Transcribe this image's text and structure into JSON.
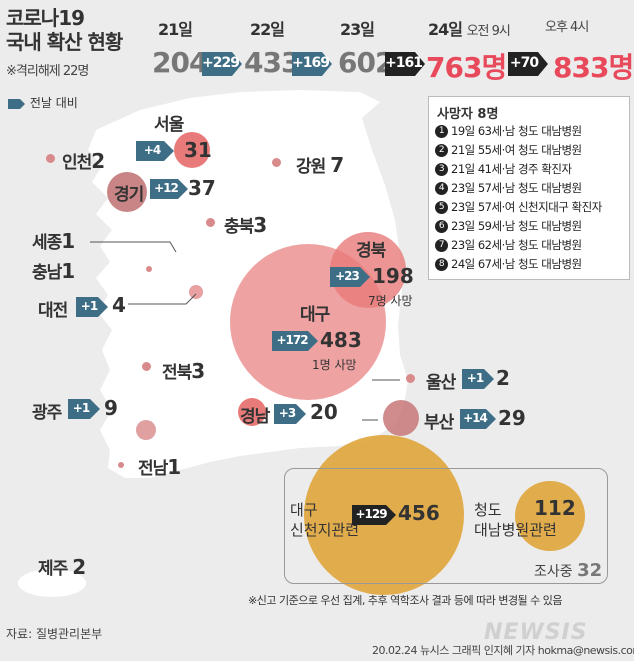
{
  "title_line1": "코로나19",
  "title_line2": "국내 확산 현황",
  "subtitle": "※격리해제 22명",
  "timeline": {
    "d21": {
      "label": "21일",
      "value": "204"
    },
    "d22": {
      "label": "22일",
      "value": "433"
    },
    "d23": {
      "label": "23일",
      "value": "602"
    },
    "d24am": {
      "label": "24일",
      "time": "오전 9시",
      "value": "763명"
    },
    "d24pm": {
      "time": "오후 4시",
      "value": "833명"
    },
    "inc": [
      "+229",
      "+169",
      "+161",
      "+70"
    ]
  },
  "legend": "전날 대비",
  "regions": {
    "seoul": {
      "name": "서울",
      "count": "31",
      "inc": "+4"
    },
    "incheon": {
      "name": "인천",
      "count": "2"
    },
    "gyeonggi": {
      "name": "경기",
      "count": "37",
      "inc": "+12"
    },
    "gangwon": {
      "name": "강원",
      "count": "7"
    },
    "chungbuk": {
      "name": "충북",
      "count": "3"
    },
    "sejong": {
      "name": "세종",
      "count": "1"
    },
    "chungnam": {
      "name": "충남",
      "count": "1"
    },
    "daejeon": {
      "name": "대전",
      "count": "4",
      "inc": "+1"
    },
    "gyeongbuk": {
      "name": "경북",
      "count": "198",
      "inc": "+23",
      "note": "7명 사망"
    },
    "daegu": {
      "name": "대구",
      "count": "483",
      "inc": "+172",
      "note": "1명 사망"
    },
    "jeonbuk": {
      "name": "전북",
      "count": "3"
    },
    "ulsan": {
      "name": "울산",
      "count": "2",
      "inc": "+1"
    },
    "gwangju": {
      "name": "광주",
      "count": "9",
      "inc": "+1"
    },
    "gyeongnam": {
      "name": "경남",
      "count": "20",
      "inc": "+3"
    },
    "busan": {
      "name": "부산",
      "count": "29",
      "inc": "+14"
    },
    "jeonnam": {
      "name": "전남",
      "count": "1"
    },
    "jeju": {
      "name": "제주",
      "count": "2"
    }
  },
  "deaths": {
    "title": "사망자 8명",
    "rows": [
      {
        "n": "1",
        "text": "19일  63세·남  청도 대남병원"
      },
      {
        "n": "2",
        "text": "21일  55세·여  청도 대남병원"
      },
      {
        "n": "3",
        "text": "21일  41세·남  경주 확진자"
      },
      {
        "n": "4",
        "text": "23일  57세·남  청도 대남병원"
      },
      {
        "n": "5",
        "text": "23일  57세·여  신천지대구 확진자"
      },
      {
        "n": "6",
        "text": "23일  59세·남  청도 대남병원"
      },
      {
        "n": "7",
        "text": "23일  62세·남  청도 대남병원"
      },
      {
        "n": "8",
        "text": "24일  67세·남  청도 대남병원"
      }
    ]
  },
  "clusters": {
    "shincheonji": {
      "line1": "대구",
      "line2": "신천지관련",
      "count": "456",
      "inc": "+129"
    },
    "daenam": {
      "line1": "청도",
      "line2": "대남병원관련",
      "count": "112"
    },
    "investigating": {
      "label": "조사중",
      "count": "32"
    }
  },
  "footnote": "※신고 기준으로 우선 집계, 추후 역학조사 결과 등에 따라 변경될 수 있음",
  "source": "자료: 질병관리본부",
  "credit": "20.02.24  뉴시스 그래픽  인지혜 기자  hokma@newsis.com",
  "watermark": "NEWSIS",
  "colors": {
    "arrow": "#3d6e86",
    "arrow_dark": "#222222",
    "red": "#e84a5c",
    "circle": "#e87a7a",
    "cluster": "#e0a53b",
    "map": "#ffffff"
  }
}
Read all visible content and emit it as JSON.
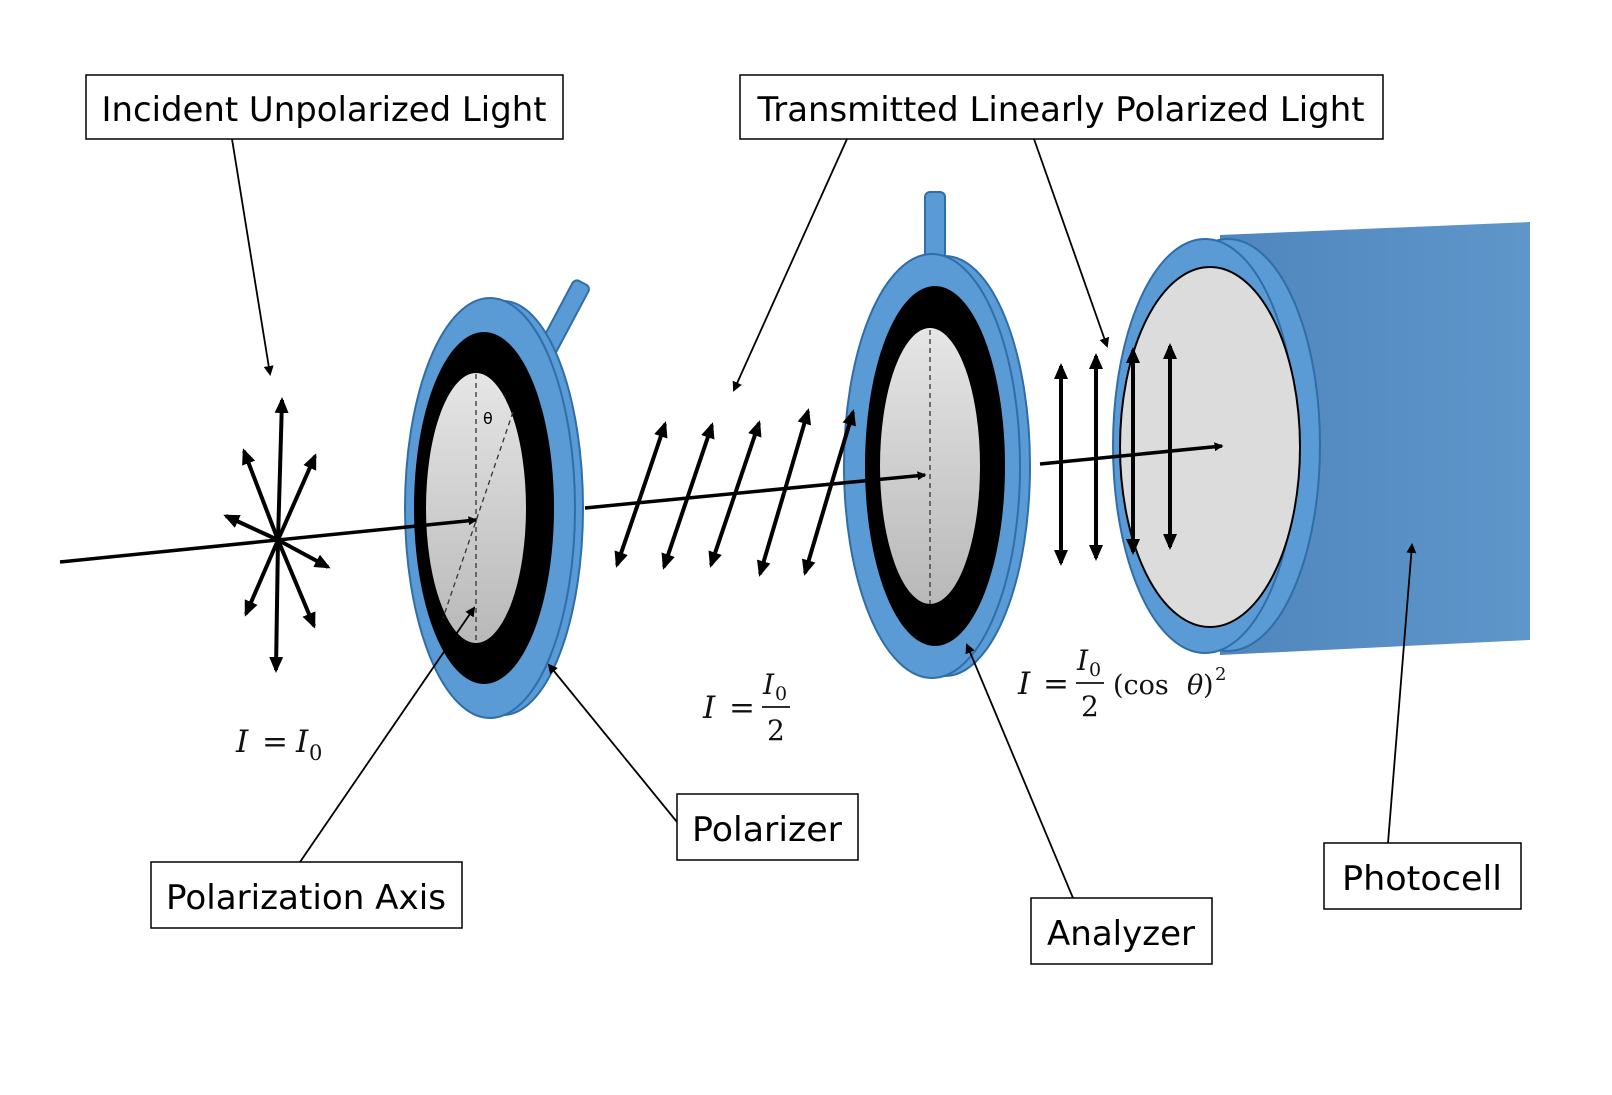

━━━

» **EXERCISE DETAILS**: Write out all the entries again, word for word, and print no images.

» **SOLUTION TO THIS EXERCISE**:
Transcribe this image's text and structure into JSON.
{
  "title_line1": "코로나19",
  "title_line2": "국내 확산 현황",
  "subtitle": "※격리해제 22명",
  "timeline": {
    "d21": {
      "label": "21일",
      "value": "204"
    },
    "d22": {
      "label": "22일",
      "value": "433"
    },
    "d23": {
      "label": "23일",
      "value": "602"
    },
    "d24am": {
      "label": "24일",
      "time": "오전 9시",
      "value": "763명"
    },
    "d24pm": {
      "time": "오후 4시",
      "value": "833명"
    },
    "inc": [
      "+229",
      "+169",
      "+161",
      "+70"
    ]
  },
  "legend": "전날 대비",
  "regions": {
    "seoul": {
      "name": "서울",
      "count": "31",
      "inc": "+4"
    },
    "incheon": {
      "name": "인천",
      "count": "2"
    },
    "gyeonggi": {
      "name": "경기",
      "count": "37",
      "inc": "+12"
    },
    "gangwon": {
      "name": "강원",
      "count": "7"
    },
    "chungbuk": {
      "name": "충북",
      "count": "3"
    },
    "sejong": {
      "name": "세종",
      "count": "1"
    },
    "chungnam": {
      "name": "충남",
      "count": "1"
    },
    "daejeon": {
      "name": "대전",
      "count": "4",
      "inc": "+1"
    },
    "gyeongbuk": {
      "name": "경북",
      "count": "198",
      "inc": "+23",
      "note": "7명 사망"
    },
    "daegu": {
      "name": "대구",
      "count": "483",
      "inc": "+172",
      "note": "1명 사망"
    },
    "jeonbuk": {
      "name": "전북",
      "count": "3"
    },
    "ulsan": {
      "name": "울산",
      "count": "2",
      "inc": "+1"
    },
    "gwangju": {
      "name": "광주",
      "count": "9",
      "inc": "+1"
    },
    "gyeongnam": {
      "name": "경남",
      "count": "20",
      "inc": "+3"
    },
    "busan": {
      "name": "부산",
      "count": "29",
      "inc": "+14"
    },
    "jeonnam": {
      "name": "전남",
      "count": "1"
    },
    "jeju": {
      "name": "제주",
      "count": "2"
    }
  },
  "deaths": {
    "title": "사망자 8명",
    "rows": [
      {
        "n": "1",
        "text": "19일  63세·남  청도 대남병원"
      },
      {
        "n": "2",
        "text": "21일  55세·여  청도 대남병원"
      },
      {
        "n": "3",
        "text": "21일  41세·남  경주 확진자"
      },
      {
        "n": "4",
        "text": "23일  57세·남  청도 대남병원"
      },
      {
        "n": "5",
        "text": "23일  57세·여  신천지대구 확진자"
      },
      {
        "n": "6",
        "text": "23일  59세·남  청도 대남병원"
      },
      {
        "n": "7",
        "text": "23일  62세·남  청도 대남병원"
      },
      {
        "n": "8",
        "text": "24일  67세·남  청도 대남병원"
      }
    ]
  },
  "clusters": {
    "shincheonji": {
      "line1": "대구",
      "line2": "신천지관련",
      "count": "456",
      "inc": "+129"
    },
    "daenam": {
      "line1": "청도",
      "line2": "대남병원관련",
      "count": "112"
    },
    "investigating": {
      "label": "조사중",
      "count": "32"
    }
  },
  "footnote": "※신고 기준으로 우선 집계, 추후 역학조사 결과 등에 따라 변경될 수 있음",
  "source": "자료: 질병관리본부",
  "credit": "20.02.24  뉴시스 그래픽  인지혜 기자  hokma@newsis.com",
  "watermark": "NEWSIS",
  "colors": {
    "arrow": "#3d6e86",
    "arrow_dark": "#222222",
    "red": "#e84a5c",
    "circle": "#e87a7a",
    "cluster": "#e0a53b",
    "map": "#ffffff"
  }
}
Read all visible content and emit it as JSON.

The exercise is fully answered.